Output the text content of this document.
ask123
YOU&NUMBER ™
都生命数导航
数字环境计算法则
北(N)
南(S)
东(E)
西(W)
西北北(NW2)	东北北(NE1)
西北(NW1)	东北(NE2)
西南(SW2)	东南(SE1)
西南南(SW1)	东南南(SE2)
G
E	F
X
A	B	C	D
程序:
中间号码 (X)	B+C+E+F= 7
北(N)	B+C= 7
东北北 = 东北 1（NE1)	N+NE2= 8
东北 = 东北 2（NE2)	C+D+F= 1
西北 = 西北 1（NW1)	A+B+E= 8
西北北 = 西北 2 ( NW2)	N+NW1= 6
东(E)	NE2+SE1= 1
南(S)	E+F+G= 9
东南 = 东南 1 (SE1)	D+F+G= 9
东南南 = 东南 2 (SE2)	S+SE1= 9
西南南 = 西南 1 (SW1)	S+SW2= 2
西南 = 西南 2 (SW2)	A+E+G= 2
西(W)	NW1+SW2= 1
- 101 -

■ **INSTRUCTIONS TO FOLLOW**: Return the entries above exactly as they appear.

■ **CORRECT OUTPUT**:
Output the text content of this document.
ask123
YOU&NUMBER ™
都生命数导航
数字环境计算法则
北(N)
南(S)
东(E)
西(W)
西北北(NW2)	东北北(NE1)
西北(NW1)	东北(NE2)
西南(SW2)	东南(SE1)
西南南(SW1)	东南南(SE2)
G
E	F
X
A	B	C	D
程序:
中间号码 (X)	B+C+E+F= 7
北(N)	B+C= 7
东北北 = 东北 1（NE1)	N+NE2= 8
东北 = 东北 2（NE2)	C+D+F= 1
西北 = 西北 1（NW1)	A+B+E= 8
西北北 = 西北 2 ( NW2)	N+NW1= 6
东(E)	NE2+SE1= 1
南(S)	E+F+G= 9
东南 = 东南 1 (SE1)	D+F+G= 9
东南南 = 东南 2 (SE2)	S+SE1= 9
西南南 = 西南 1 (SW1)	S+SW2= 2
西南 = 西南 2 (SW2)	A+E+G= 2
西(W)	NW1+SW2= 1
- 101 -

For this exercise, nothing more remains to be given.